Short task
Copy each line below that contains "JSON".

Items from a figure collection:
[START]
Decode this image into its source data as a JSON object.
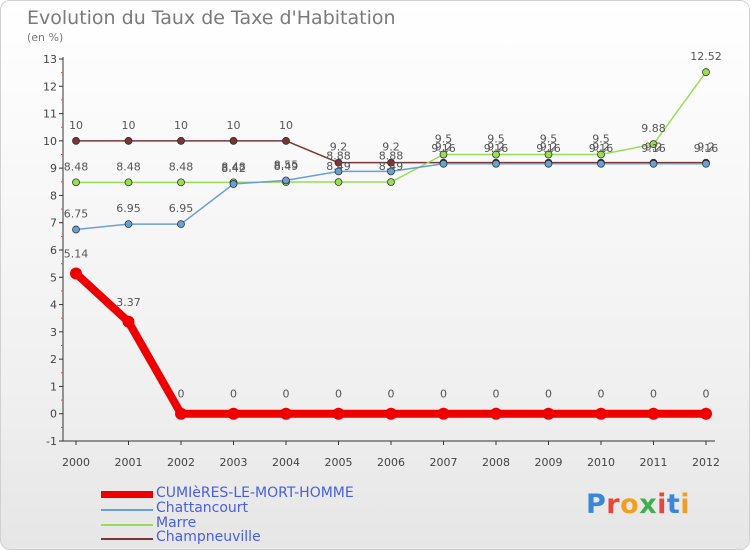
{
  "chart_data": {
    "type": "line",
    "title": "Evolution du Taux de Taxe d'Habitation",
    "subtitle": "(en %)",
    "xlabel": "",
    "ylabel": "",
    "categories": [
      "2000",
      "2001",
      "2002",
      "2003",
      "2004",
      "2005",
      "2006",
      "2007",
      "2008",
      "2009",
      "2010",
      "2011",
      "2012"
    ],
    "ylim": [
      -1,
      13
    ],
    "yticks": [
      "-1",
      "0",
      "1",
      "2",
      "3",
      "4",
      "5",
      "6",
      "7",
      "8",
      "9",
      "10",
      "11",
      "12",
      "13"
    ],
    "grid": false,
    "legend_position": "bottom-left",
    "series": [
      {
        "name": "CUMIèRES-LE-MORT-HOMME",
        "color": "#ee0000",
        "values": [
          5.14,
          3.37,
          0,
          0,
          0,
          0,
          0,
          0,
          0,
          0,
          0,
          0,
          0
        ],
        "labels": [
          "5.14",
          "3.37",
          "0",
          "0",
          "0",
          "0",
          "0",
          "0",
          "0",
          "0",
          "0",
          "0",
          "0"
        ]
      },
      {
        "name": "Chattancourt",
        "color": "#6a9fd4",
        "values": [
          6.75,
          6.95,
          6.95,
          8.42,
          8.55,
          8.88,
          8.88,
          9.16,
          9.16,
          9.16,
          9.16,
          9.16,
          9.16
        ],
        "labels": [
          "6.75",
          "6.95",
          "6.95",
          "8.42",
          "8.55",
          "8.88",
          "8.88",
          "9.16",
          "9.16",
          "9.16",
          "9.16",
          "9.16",
          "9.16"
        ]
      },
      {
        "name": "Marre",
        "color": "#99dd55",
        "values": [
          8.48,
          8.48,
          8.48,
          8.48,
          8.49,
          8.49,
          8.49,
          9.5,
          9.5,
          9.5,
          9.5,
          9.88,
          12.52
        ],
        "labels": [
          "8.48",
          "8.48",
          "8.48",
          "8.48",
          "8.49",
          "8.49",
          "8.49",
          "9.5",
          "9.5",
          "9.5",
          "9.5",
          "9.88",
          "12.52"
        ]
      },
      {
        "name": "Champneuville",
        "color": "#7a3636",
        "values": [
          10,
          10,
          10,
          10,
          10,
          9.2,
          9.2,
          9.2,
          9.2,
          9.2,
          9.2,
          9.2,
          9.2
        ],
        "labels": [
          "10",
          "10",
          "10",
          "10",
          "10",
          "9.2",
          "9.2",
          "9.2",
          "9.2",
          "9.2",
          "9.2",
          "9.2",
          "9.2"
        ]
      }
    ]
  },
  "logo": {
    "text": "Proxiti",
    "letter_colors": [
      "#3a86d8",
      "#e8463a",
      "#f0a020",
      "#3fae4f",
      "#e8463a",
      "#3a86d8",
      "#f0a020"
    ]
  }
}
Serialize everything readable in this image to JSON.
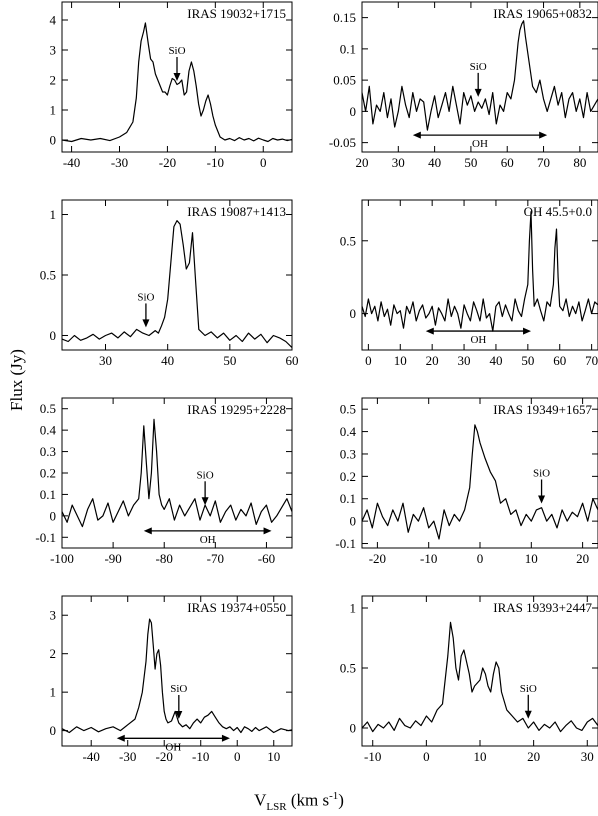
{
  "figure": {
    "ylabel": "Flux (Jy)",
    "xlabel_main": "V",
    "xlabel_sub": "LSR",
    "xlabel_units_pre": " (km s",
    "xlabel_units_sup": "-1",
    "xlabel_units_post": ")"
  },
  "chart_data": [
    {
      "type": "line",
      "title": "IRAS 19032+1715",
      "xlim": [
        -42,
        6
      ],
      "ylim": [
        -0.4,
        4.6
      ],
      "xticks": [
        -40,
        -30,
        -20,
        -10,
        0
      ],
      "yticks": [
        0,
        1,
        2,
        3,
        4
      ],
      "x": [
        -42,
        -40,
        -38,
        -36,
        -34,
        -32,
        -30,
        -28.5,
        -27.2,
        -26.5,
        -26,
        -25.5,
        -25,
        -24.6,
        -24,
        -23.5,
        -23,
        -22.5,
        -22,
        -21.5,
        -21,
        -20.5,
        -20,
        -19.5,
        -19,
        -18.5,
        -18,
        -17.5,
        -17,
        -16.5,
        -16,
        -15.5,
        -15,
        -14.5,
        -14,
        -13.5,
        -13,
        -12.5,
        -12,
        -11.5,
        -11,
        -10.5,
        -10,
        -9.5,
        -9,
        -8.5,
        -8,
        -7,
        -6,
        -5,
        -4,
        -3,
        -2,
        -1,
        0,
        1,
        2,
        3,
        4,
        5,
        6
      ],
      "y": [
        0.0,
        -0.05,
        0.05,
        0.0,
        0.05,
        -0.02,
        0.1,
        0.25,
        0.6,
        1.4,
        2.6,
        3.3,
        3.6,
        3.9,
        3.2,
        2.7,
        2.6,
        2.2,
        2.0,
        1.8,
        1.6,
        1.6,
        1.5,
        1.8,
        2.05,
        2.0,
        1.85,
        1.9,
        2.0,
        1.5,
        1.6,
        2.3,
        2.6,
        2.3,
        1.8,
        1.2,
        0.8,
        1.0,
        1.3,
        1.5,
        1.2,
        0.8,
        0.5,
        0.3,
        0.1,
        0.05,
        0.0,
        0.05,
        -0.02,
        0.08,
        0.0,
        0.05,
        -0.03,
        0.06,
        0.0,
        -0.05,
        0.05,
        0.0,
        0.03,
        -0.02,
        0.02
      ],
      "markers": [
        {
          "label": "SiO",
          "x": -18,
          "tip_y": 1.9
        }
      ],
      "ranges": []
    },
    {
      "type": "line",
      "title": "IRAS 19065+0832",
      "xlim": [
        20,
        85
      ],
      "ylim": [
        -0.065,
        0.175
      ],
      "xticks": [
        20,
        30,
        40,
        50,
        60,
        70,
        80
      ],
      "yticks": [
        -0.05,
        0,
        0.05,
        0.1,
        0.15
      ],
      "x": [
        20,
        21,
        22,
        23,
        24,
        25,
        26,
        27,
        28,
        29,
        30,
        31,
        32,
        33,
        34,
        35,
        36,
        37,
        38,
        39,
        40,
        41,
        42,
        43,
        44,
        45,
        46,
        47,
        48,
        49,
        50,
        51,
        52,
        53,
        54,
        55,
        56,
        57,
        58,
        59,
        60,
        61,
        62,
        62.5,
        63,
        63.5,
        64,
        64.5,
        65,
        66,
        67,
        68,
        69,
        70,
        71,
        72,
        73,
        74,
        75,
        76,
        77,
        78,
        79,
        80,
        81,
        82,
        83,
        84,
        85
      ],
      "y": [
        0.03,
        0.0,
        0.04,
        -0.02,
        0.01,
        0.0,
        0.03,
        -0.01,
        0.02,
        -0.025,
        0.0,
        0.04,
        0.01,
        -0.01,
        0.03,
        0.0,
        0.02,
        0.015,
        -0.03,
        0.0,
        0.025,
        -0.01,
        0.01,
        0.03,
        0.0,
        0.04,
        0.01,
        -0.02,
        0.03,
        0.01,
        0.025,
        0.0,
        0.015,
        0.005,
        0.02,
        -0.005,
        0.03,
        -0.02,
        0.01,
        0.0,
        0.03,
        0.02,
        0.05,
        0.08,
        0.11,
        0.13,
        0.14,
        0.145,
        0.12,
        0.08,
        0.04,
        0.03,
        0.05,
        0.02,
        0.0,
        0.02,
        0.04,
        0.01,
        0.03,
        -0.01,
        0.02,
        0.03,
        0.0,
        0.02,
        -0.01,
        0.03,
        0.0,
        0.01,
        0.02
      ],
      "markers": [
        {
          "label": "SiO",
          "x": 52,
          "tip_y": 0.02
        }
      ],
      "ranges": [
        {
          "label": "OH",
          "from": 34,
          "to": 71,
          "y": -0.038
        }
      ]
    },
    {
      "type": "line",
      "title": "IRAS 19087+1413",
      "xlim": [
        23,
        60
      ],
      "ylim": [
        -0.12,
        1.12
      ],
      "xticks": [
        30,
        40,
        50,
        60
      ],
      "yticks": [
        0,
        0.5,
        1
      ],
      "x": [
        23,
        24,
        25,
        26,
        27,
        28,
        29,
        30,
        31,
        32,
        33,
        34,
        35,
        36,
        37,
        38,
        38.5,
        39,
        39.5,
        40,
        40.5,
        41,
        41.5,
        42,
        42.5,
        43,
        43.5,
        44,
        44.5,
        45,
        46,
        47,
        48,
        49,
        50,
        51,
        52,
        53,
        54,
        55,
        56,
        57,
        58,
        59,
        60
      ],
      "y": [
        -0.03,
        -0.05,
        0.0,
        -0.04,
        -0.02,
        0.01,
        -0.03,
        0.0,
        0.02,
        -0.02,
        0.03,
        -0.01,
        0.05,
        0.02,
        0.0,
        0.04,
        0.02,
        0.08,
        0.15,
        0.3,
        0.6,
        0.9,
        0.95,
        0.92,
        0.75,
        0.55,
        0.6,
        0.85,
        0.45,
        0.05,
        0.0,
        0.03,
        -0.02,
        0.02,
        -0.04,
        0.0,
        -0.05,
        0.02,
        -0.03,
        0.01,
        -0.06,
        0.0,
        -0.02,
        -0.05,
        -0.1
      ],
      "markers": [
        {
          "label": "SiO",
          "x": 36.5,
          "tip_y": 0.05
        }
      ],
      "ranges": []
    },
    {
      "type": "line",
      "title": "OH 45.5+0.0",
      "xlim": [
        -2,
        72
      ],
      "ylim": [
        -0.25,
        0.78
      ],
      "xticks": [
        0,
        10,
        20,
        30,
        40,
        50,
        60,
        70
      ],
      "yticks": [
        0,
        0.5
      ],
      "x": [
        -2,
        -1,
        0,
        1,
        2,
        3,
        4,
        5,
        6,
        7,
        8,
        9,
        10,
        11,
        12,
        13,
        14,
        15,
        16,
        17,
        18,
        19,
        20,
        21,
        22,
        23,
        24,
        25,
        26,
        27,
        28,
        29,
        30,
        31,
        32,
        33,
        34,
        35,
        36,
        37,
        38,
        39,
        40,
        41,
        42,
        43,
        44,
        45,
        46,
        47,
        48,
        49,
        50,
        50.5,
        51,
        51.5,
        52,
        53,
        54,
        55,
        56,
        57,
        58,
        58.5,
        59,
        59.5,
        60,
        61,
        62,
        63,
        64,
        65,
        66,
        67,
        68,
        69,
        70,
        71,
        72
      ],
      "y": [
        0.05,
        -0.02,
        0.1,
        0.0,
        0.05,
        -0.05,
        0.08,
        -0.02,
        0.03,
        -0.08,
        0.06,
        0.0,
        0.02,
        -0.1,
        0.05,
        0.0,
        0.08,
        -0.05,
        0.02,
        0.06,
        -0.03,
        0.0,
        0.05,
        -0.08,
        0.04,
        0.0,
        -0.05,
        0.1,
        -0.02,
        0.05,
        0.0,
        -0.1,
        0.06,
        0.0,
        -0.05,
        0.08,
        0.02,
        -0.05,
        0.1,
        -0.03,
        0.0,
        -0.12,
        0.05,
        0.08,
        -0.02,
        0.06,
        0.0,
        -0.05,
        0.1,
        0.02,
        -0.02,
        0.1,
        0.2,
        0.5,
        0.7,
        0.3,
        0.05,
        0.1,
        0.02,
        -0.05,
        0.08,
        0.05,
        0.2,
        0.45,
        0.58,
        0.25,
        0.05,
        0.02,
        0.1,
        -0.02,
        0.05,
        0.0,
        0.08,
        -0.05,
        0.02,
        0.1,
        0.0,
        0.08,
        0.06
      ],
      "markers": [],
      "ranges": [
        {
          "label": "OH",
          "from": 18,
          "to": 51,
          "y": -0.12
        }
      ]
    },
    {
      "type": "line",
      "title": "IRAS 19295+2228",
      "xlim": [
        -100,
        -55
      ],
      "ylim": [
        -0.15,
        0.55
      ],
      "xticks": [
        -100,
        -90,
        -80,
        -70,
        -60,
        -50
      ],
      "yticks": [
        -0.1,
        0,
        0.1,
        0.2,
        0.3,
        0.4,
        0.5
      ],
      "x": [
        -100,
        -99,
        -98,
        -97,
        -96,
        -95,
        -94,
        -93,
        -92,
        -91,
        -90,
        -89,
        -88,
        -87,
        -86,
        -85,
        -84.5,
        -84,
        -83.5,
        -83,
        -82.5,
        -82,
        -81.5,
        -81,
        -80.5,
        -80,
        -79,
        -78,
        -77,
        -76,
        -75,
        -74,
        -73,
        -72,
        -71,
        -70,
        -69,
        -68,
        -67,
        -66,
        -65,
        -64,
        -63,
        -62,
        -61,
        -60,
        -59,
        -58,
        -57,
        -56,
        -55
      ],
      "y": [
        0.02,
        -0.03,
        0.05,
        0.0,
        -0.05,
        0.03,
        0.08,
        -0.02,
        0.0,
        0.06,
        -0.03,
        0.02,
        0.07,
        0.0,
        0.05,
        0.08,
        0.2,
        0.42,
        0.25,
        0.08,
        0.2,
        0.45,
        0.3,
        0.1,
        0.05,
        0.03,
        0.08,
        -0.02,
        0.05,
        0.0,
        0.04,
        0.08,
        -0.02,
        0.05,
        0.0,
        0.07,
        -0.03,
        0.02,
        0.05,
        -0.02,
        0.03,
        0.0,
        0.06,
        -0.04,
        0.02,
        0.05,
        -0.03,
        0.0,
        0.04,
        0.08,
        0.02
      ],
      "markers": [
        {
          "label": "SiO",
          "x": -72,
          "tip_y": 0.04
        }
      ],
      "ranges": [
        {
          "label": "OH",
          "from": -84,
          "to": -59,
          "y": -0.07
        }
      ]
    },
    {
      "type": "line",
      "title": "IRAS 19349+1657",
      "xlim": [
        -23,
        23
      ],
      "ylim": [
        -0.12,
        0.55
      ],
      "xticks": [
        -20,
        -10,
        0,
        10,
        20
      ],
      "yticks": [
        -0.1,
        0,
        0.1,
        0.2,
        0.3,
        0.4,
        0.5
      ],
      "x": [
        -23,
        -22,
        -21,
        -20,
        -19,
        -18,
        -17,
        -16,
        -15,
        -14,
        -13,
        -12,
        -11,
        -10,
        -9,
        -8,
        -7,
        -6,
        -5,
        -4,
        -3,
        -2,
        -1.5,
        -1,
        -0.5,
        0,
        1,
        2,
        3,
        4,
        5,
        6,
        7,
        8,
        9,
        10,
        11,
        12,
        13,
        14,
        15,
        16,
        17,
        18,
        19,
        20,
        21,
        22,
        23
      ],
      "y": [
        0.0,
        0.05,
        -0.03,
        0.08,
        0.02,
        -0.02,
        0.05,
        0.0,
        0.08,
        -0.05,
        0.03,
        0.0,
        0.06,
        -0.03,
        0.0,
        -0.08,
        0.05,
        -0.02,
        0.03,
        0.0,
        0.05,
        0.15,
        0.3,
        0.43,
        0.4,
        0.35,
        0.28,
        0.22,
        0.18,
        0.08,
        0.1,
        0.03,
        0.05,
        -0.02,
        0.03,
        0.0,
        0.05,
        0.06,
        0.0,
        0.03,
        -0.03,
        0.05,
        0.0,
        0.04,
        0.02,
        0.08,
        0.0,
        0.1,
        0.05
      ],
      "markers": [
        {
          "label": "SiO",
          "x": 12,
          "tip_y": 0.07
        }
      ],
      "ranges": []
    },
    {
      "type": "line",
      "title": "IRAS 19374+0550",
      "xlim": [
        -48,
        15
      ],
      "ylim": [
        -0.4,
        3.5
      ],
      "xticks": [
        -40,
        -30,
        -20,
        -10,
        0,
        10
      ],
      "yticks": [
        0,
        1,
        2,
        3
      ],
      "x": [
        -48,
        -46,
        -44,
        -42,
        -40,
        -38,
        -36,
        -34,
        -32,
        -30,
        -28,
        -27,
        -26,
        -25,
        -24.5,
        -24,
        -23.5,
        -23,
        -22.5,
        -22,
        -21.5,
        -21,
        -20.5,
        -20,
        -19.5,
        -19,
        -18,
        -17,
        -16,
        -15,
        -14,
        -13,
        -12,
        -11,
        -10,
        -9,
        -8,
        -7,
        -6,
        -5,
        -4,
        -3,
        -2,
        -1,
        0,
        1,
        2,
        3,
        4,
        5,
        6,
        8,
        10,
        12,
        14,
        15
      ],
      "y": [
        0.05,
        -0.05,
        0.1,
        0.0,
        0.08,
        -0.03,
        0.05,
        0.1,
        0.0,
        0.15,
        0.3,
        0.6,
        1.0,
        1.8,
        2.5,
        2.9,
        2.8,
        2.2,
        1.6,
        2.0,
        2.1,
        1.7,
        1.0,
        0.5,
        0.3,
        0.2,
        0.25,
        0.5,
        0.2,
        0.1,
        0.15,
        0.05,
        0.2,
        0.3,
        0.2,
        0.35,
        0.4,
        0.5,
        0.35,
        0.2,
        0.1,
        0.05,
        0.1,
        0.0,
        0.08,
        -0.05,
        0.1,
        0.05,
        -0.02,
        0.08,
        0.0,
        0.1,
        -0.05,
        0.05,
        0.0,
        0.02
      ],
      "markers": [
        {
          "label": "SiO",
          "x": -16,
          "tip_y": 0.25
        }
      ],
      "ranges": [
        {
          "label": "OH",
          "from": -33,
          "to": -2,
          "y": -0.2
        }
      ]
    },
    {
      "type": "line",
      "title": "IRAS 19393+2447",
      "xlim": [
        -12,
        32
      ],
      "ylim": [
        -0.15,
        1.1
      ],
      "xticks": [
        -10,
        0,
        10,
        20,
        30
      ],
      "yticks": [
        0,
        0.5,
        1
      ],
      "x": [
        -12,
        -11,
        -10,
        -9,
        -8,
        -7,
        -6,
        -5,
        -4,
        -3,
        -2,
        -1,
        0,
        1,
        2,
        3,
        4,
        4.5,
        5,
        5.5,
        6,
        6.5,
        7,
        7.5,
        8,
        8.5,
        9,
        10,
        10.5,
        11,
        11.5,
        12,
        12.5,
        13,
        13.5,
        14,
        15,
        16,
        17,
        18,
        19,
        20,
        21,
        22,
        23,
        24,
        25,
        26,
        27,
        28,
        29,
        30,
        31,
        32
      ],
      "y": [
        0.0,
        0.05,
        -0.03,
        0.03,
        0.0,
        0.05,
        -0.02,
        0.08,
        0.02,
        0.0,
        0.06,
        0.02,
        0.1,
        0.05,
        0.15,
        0.2,
        0.6,
        0.88,
        0.75,
        0.5,
        0.4,
        0.6,
        0.65,
        0.55,
        0.45,
        0.3,
        0.35,
        0.4,
        0.5,
        0.45,
        0.35,
        0.3,
        0.45,
        0.55,
        0.5,
        0.3,
        0.15,
        0.1,
        0.05,
        0.08,
        0.0,
        0.05,
        -0.02,
        0.03,
        0.0,
        0.05,
        -0.03,
        0.02,
        0.06,
        0.0,
        -0.02,
        0.05,
        0.08,
        0.02
      ],
      "markers": [
        {
          "label": "SiO",
          "x": 19,
          "tip_y": 0.06
        }
      ],
      "ranges": []
    }
  ]
}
[END]
Complete response
Decode this image into its source data as a JSON object.
Serialize everything readable in this image to JSON.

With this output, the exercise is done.